------ INFORMATION SHOWN ------

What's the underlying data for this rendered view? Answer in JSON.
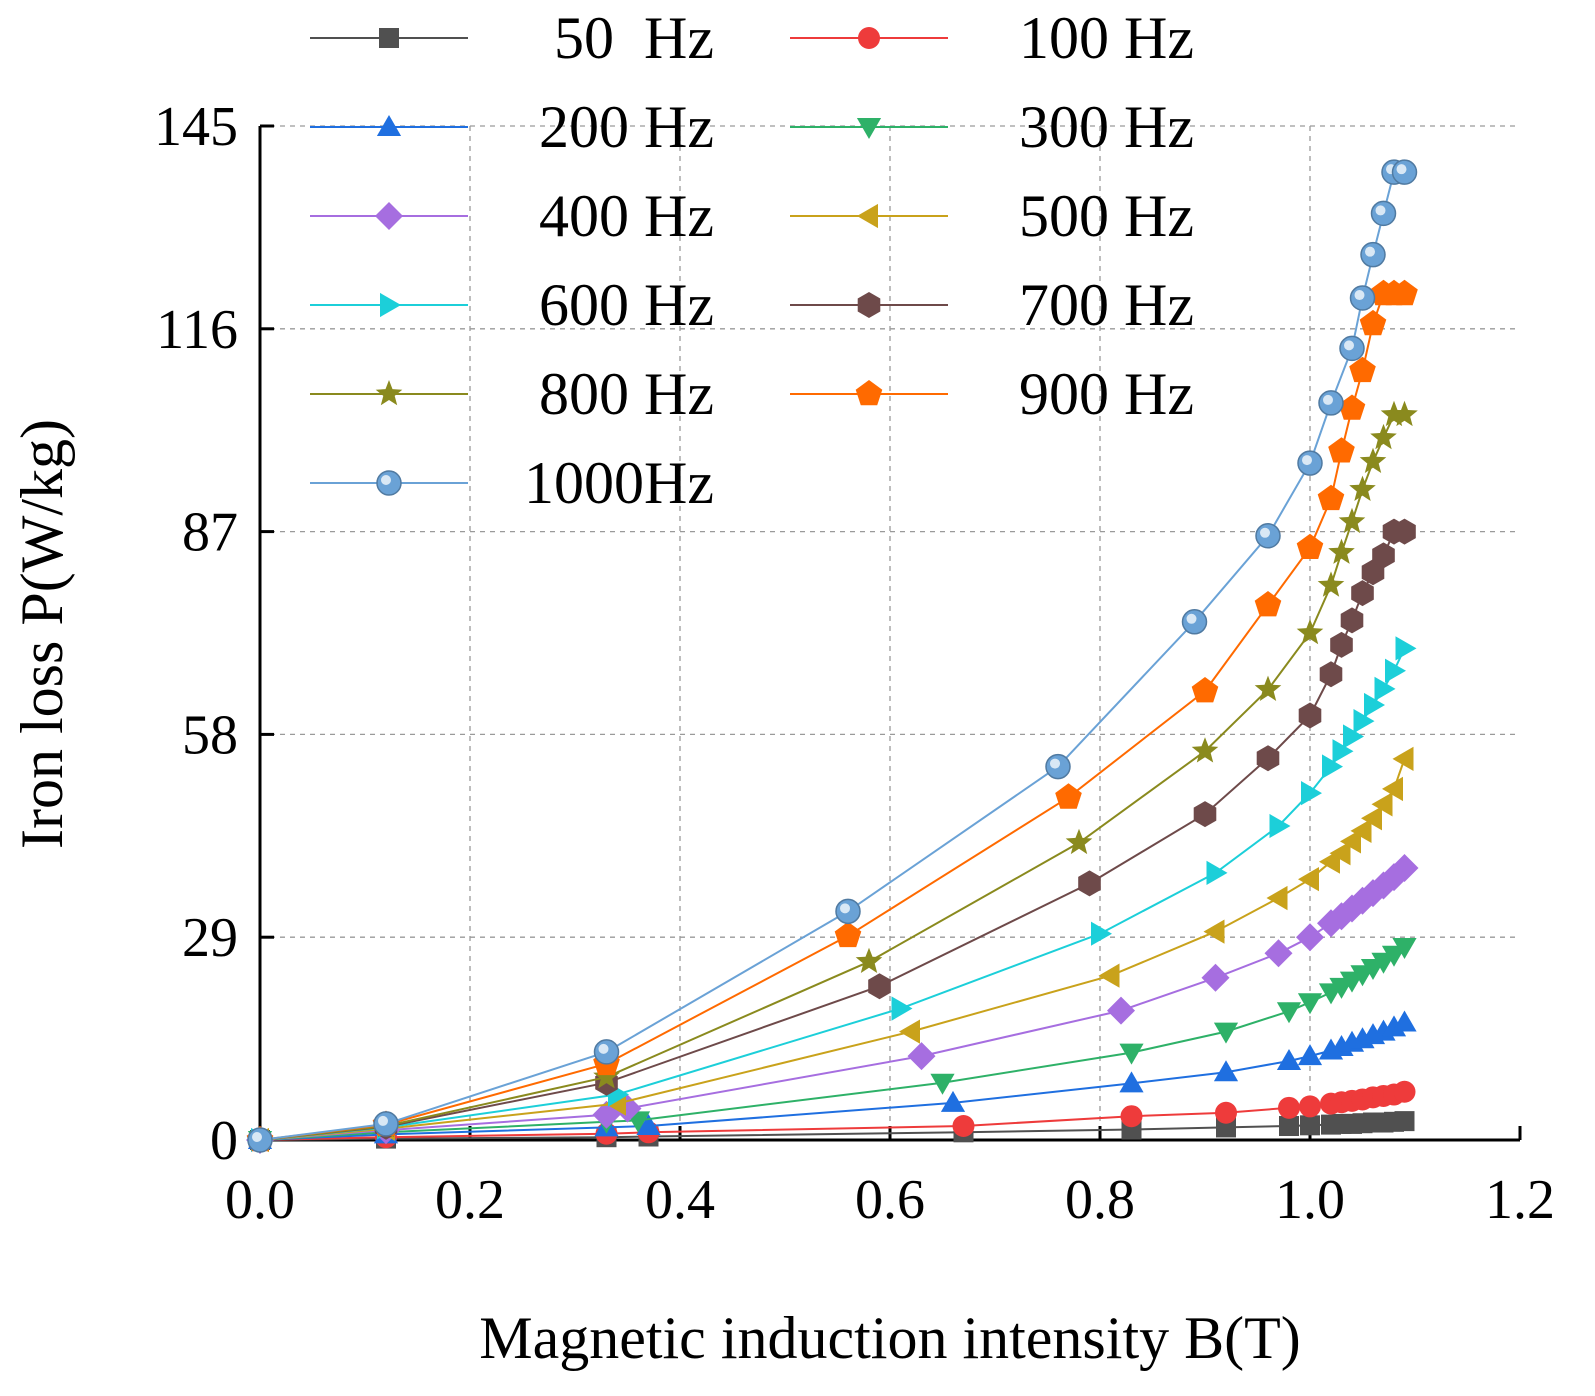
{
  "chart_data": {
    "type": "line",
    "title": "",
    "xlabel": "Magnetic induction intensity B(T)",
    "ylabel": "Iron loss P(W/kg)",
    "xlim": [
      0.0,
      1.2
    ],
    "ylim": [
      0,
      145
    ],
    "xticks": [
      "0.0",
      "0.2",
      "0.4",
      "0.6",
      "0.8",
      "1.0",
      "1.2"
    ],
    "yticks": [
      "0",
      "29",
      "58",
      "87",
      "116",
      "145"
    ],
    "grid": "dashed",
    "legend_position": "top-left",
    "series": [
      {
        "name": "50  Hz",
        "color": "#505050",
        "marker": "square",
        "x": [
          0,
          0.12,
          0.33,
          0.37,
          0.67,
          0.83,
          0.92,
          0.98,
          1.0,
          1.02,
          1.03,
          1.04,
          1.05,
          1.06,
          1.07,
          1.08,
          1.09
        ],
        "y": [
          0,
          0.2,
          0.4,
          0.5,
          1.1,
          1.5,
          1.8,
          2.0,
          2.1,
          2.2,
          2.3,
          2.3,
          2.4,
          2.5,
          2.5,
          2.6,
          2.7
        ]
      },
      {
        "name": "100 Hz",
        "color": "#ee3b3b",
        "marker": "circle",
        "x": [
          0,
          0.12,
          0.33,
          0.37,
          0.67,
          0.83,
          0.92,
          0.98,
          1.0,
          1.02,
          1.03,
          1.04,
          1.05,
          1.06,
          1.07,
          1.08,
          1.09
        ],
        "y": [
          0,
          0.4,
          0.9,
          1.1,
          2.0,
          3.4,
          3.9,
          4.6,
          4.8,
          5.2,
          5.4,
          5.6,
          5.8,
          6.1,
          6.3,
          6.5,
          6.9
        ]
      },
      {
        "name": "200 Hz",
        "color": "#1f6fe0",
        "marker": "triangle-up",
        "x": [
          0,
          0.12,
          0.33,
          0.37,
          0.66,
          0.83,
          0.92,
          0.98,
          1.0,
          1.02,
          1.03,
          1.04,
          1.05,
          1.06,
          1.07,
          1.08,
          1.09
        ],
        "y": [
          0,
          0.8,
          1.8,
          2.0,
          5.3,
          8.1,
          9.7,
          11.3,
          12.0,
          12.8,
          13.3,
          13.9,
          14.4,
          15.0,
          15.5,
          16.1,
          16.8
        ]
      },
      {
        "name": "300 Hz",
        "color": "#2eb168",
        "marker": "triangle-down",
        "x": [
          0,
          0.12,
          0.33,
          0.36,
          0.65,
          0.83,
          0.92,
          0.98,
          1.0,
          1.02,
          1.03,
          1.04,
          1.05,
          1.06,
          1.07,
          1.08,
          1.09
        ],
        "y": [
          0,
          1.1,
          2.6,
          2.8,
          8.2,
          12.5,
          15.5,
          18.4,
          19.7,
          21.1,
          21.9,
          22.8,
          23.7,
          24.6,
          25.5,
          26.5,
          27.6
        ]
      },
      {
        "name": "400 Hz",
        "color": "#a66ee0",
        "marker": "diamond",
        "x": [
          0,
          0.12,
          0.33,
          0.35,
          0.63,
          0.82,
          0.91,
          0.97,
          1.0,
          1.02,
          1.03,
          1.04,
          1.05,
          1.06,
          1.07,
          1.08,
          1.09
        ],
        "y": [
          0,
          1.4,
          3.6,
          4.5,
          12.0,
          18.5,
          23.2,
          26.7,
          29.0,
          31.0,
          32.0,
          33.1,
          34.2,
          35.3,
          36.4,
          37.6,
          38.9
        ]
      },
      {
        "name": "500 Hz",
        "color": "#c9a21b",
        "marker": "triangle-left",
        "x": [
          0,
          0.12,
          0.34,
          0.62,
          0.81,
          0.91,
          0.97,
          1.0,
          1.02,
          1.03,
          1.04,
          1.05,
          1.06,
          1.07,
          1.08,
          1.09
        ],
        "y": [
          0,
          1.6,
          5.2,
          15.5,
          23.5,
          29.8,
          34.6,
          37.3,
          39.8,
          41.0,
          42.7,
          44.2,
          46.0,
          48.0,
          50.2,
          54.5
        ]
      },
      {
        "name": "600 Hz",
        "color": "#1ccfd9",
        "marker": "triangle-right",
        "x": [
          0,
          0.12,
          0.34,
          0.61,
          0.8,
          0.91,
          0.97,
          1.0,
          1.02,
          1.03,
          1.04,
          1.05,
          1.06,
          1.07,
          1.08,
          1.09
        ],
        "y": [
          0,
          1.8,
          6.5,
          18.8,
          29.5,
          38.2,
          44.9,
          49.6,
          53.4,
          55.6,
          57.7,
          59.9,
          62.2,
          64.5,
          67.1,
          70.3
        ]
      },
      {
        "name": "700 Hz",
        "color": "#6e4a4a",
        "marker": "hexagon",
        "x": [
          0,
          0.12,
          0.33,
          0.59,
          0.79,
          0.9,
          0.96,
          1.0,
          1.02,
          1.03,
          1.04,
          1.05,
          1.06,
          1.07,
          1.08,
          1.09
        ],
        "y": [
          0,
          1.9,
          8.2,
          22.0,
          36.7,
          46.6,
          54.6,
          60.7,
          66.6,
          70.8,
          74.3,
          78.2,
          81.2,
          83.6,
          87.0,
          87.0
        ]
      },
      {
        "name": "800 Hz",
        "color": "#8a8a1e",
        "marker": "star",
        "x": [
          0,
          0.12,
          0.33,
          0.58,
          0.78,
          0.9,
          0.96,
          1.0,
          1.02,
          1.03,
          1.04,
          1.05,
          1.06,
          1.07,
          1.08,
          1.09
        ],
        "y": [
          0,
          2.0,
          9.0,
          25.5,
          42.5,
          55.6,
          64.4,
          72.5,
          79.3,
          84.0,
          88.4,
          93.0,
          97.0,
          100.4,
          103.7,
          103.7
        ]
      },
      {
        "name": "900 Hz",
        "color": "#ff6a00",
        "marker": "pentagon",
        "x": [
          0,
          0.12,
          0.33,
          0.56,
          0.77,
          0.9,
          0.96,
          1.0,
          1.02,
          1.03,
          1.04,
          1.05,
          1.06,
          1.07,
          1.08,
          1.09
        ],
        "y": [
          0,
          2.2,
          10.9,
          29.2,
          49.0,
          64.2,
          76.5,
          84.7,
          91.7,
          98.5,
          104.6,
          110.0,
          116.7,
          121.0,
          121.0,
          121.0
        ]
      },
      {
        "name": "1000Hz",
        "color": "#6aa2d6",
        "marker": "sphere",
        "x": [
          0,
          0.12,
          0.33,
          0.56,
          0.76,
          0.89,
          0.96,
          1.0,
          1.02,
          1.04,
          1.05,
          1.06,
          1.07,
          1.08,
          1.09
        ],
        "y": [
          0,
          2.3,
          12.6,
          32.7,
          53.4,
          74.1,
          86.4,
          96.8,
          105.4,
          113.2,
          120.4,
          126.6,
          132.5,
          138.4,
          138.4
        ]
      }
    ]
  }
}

------

- _TASK BRIEF_
Report how many lines in this data include the string "color", and nothing else.

- _ANSWER TO THIS EXERCISE_
11